Directive: How many lines of the data include the string "date"? State the number and nothing else.

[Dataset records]

◆ ◆ ◆

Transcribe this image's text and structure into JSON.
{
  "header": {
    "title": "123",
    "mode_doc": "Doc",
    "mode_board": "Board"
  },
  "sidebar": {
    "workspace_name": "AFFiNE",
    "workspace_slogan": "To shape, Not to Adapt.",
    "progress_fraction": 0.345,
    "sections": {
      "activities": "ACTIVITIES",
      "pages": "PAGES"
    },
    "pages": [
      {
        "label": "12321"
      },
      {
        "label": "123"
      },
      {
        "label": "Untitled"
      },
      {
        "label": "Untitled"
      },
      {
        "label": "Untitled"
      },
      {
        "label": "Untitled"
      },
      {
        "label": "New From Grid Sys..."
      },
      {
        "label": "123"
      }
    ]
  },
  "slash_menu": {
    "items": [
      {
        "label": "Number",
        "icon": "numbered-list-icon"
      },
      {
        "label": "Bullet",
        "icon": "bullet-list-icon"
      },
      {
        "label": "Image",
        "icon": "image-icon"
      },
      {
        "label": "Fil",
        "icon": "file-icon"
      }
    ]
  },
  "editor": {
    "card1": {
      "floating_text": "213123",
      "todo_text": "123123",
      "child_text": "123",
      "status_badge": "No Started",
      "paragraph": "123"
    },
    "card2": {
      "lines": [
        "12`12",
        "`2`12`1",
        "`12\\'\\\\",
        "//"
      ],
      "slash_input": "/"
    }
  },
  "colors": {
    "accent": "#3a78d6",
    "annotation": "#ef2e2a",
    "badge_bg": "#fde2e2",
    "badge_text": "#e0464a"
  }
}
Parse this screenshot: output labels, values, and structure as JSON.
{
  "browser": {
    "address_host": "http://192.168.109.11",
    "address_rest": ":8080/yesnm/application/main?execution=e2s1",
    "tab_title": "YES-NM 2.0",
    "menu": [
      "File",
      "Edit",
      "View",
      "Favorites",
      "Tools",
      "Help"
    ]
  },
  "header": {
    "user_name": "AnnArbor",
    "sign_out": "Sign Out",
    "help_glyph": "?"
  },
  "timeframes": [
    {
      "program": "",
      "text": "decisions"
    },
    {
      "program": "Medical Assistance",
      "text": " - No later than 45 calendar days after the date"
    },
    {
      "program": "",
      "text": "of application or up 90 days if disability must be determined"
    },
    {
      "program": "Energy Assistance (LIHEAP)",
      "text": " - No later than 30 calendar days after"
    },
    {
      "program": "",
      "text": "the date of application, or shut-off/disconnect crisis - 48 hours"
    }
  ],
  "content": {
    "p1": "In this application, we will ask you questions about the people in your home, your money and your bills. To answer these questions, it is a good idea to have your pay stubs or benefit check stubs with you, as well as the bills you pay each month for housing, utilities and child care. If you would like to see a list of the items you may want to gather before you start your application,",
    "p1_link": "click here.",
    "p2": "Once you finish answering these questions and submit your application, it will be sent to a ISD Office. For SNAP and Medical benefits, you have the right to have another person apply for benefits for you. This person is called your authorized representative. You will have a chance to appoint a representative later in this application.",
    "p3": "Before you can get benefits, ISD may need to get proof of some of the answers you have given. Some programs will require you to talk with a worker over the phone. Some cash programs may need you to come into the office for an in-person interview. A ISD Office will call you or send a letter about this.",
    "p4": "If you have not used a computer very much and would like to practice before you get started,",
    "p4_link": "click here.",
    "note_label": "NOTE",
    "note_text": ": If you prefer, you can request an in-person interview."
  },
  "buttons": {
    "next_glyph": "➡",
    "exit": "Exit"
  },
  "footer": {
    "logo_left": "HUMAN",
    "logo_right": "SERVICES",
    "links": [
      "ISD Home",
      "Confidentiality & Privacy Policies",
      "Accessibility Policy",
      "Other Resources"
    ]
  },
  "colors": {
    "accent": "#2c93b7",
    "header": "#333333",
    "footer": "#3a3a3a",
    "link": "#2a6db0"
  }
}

◆ ◆ ◆

Exercise result: 2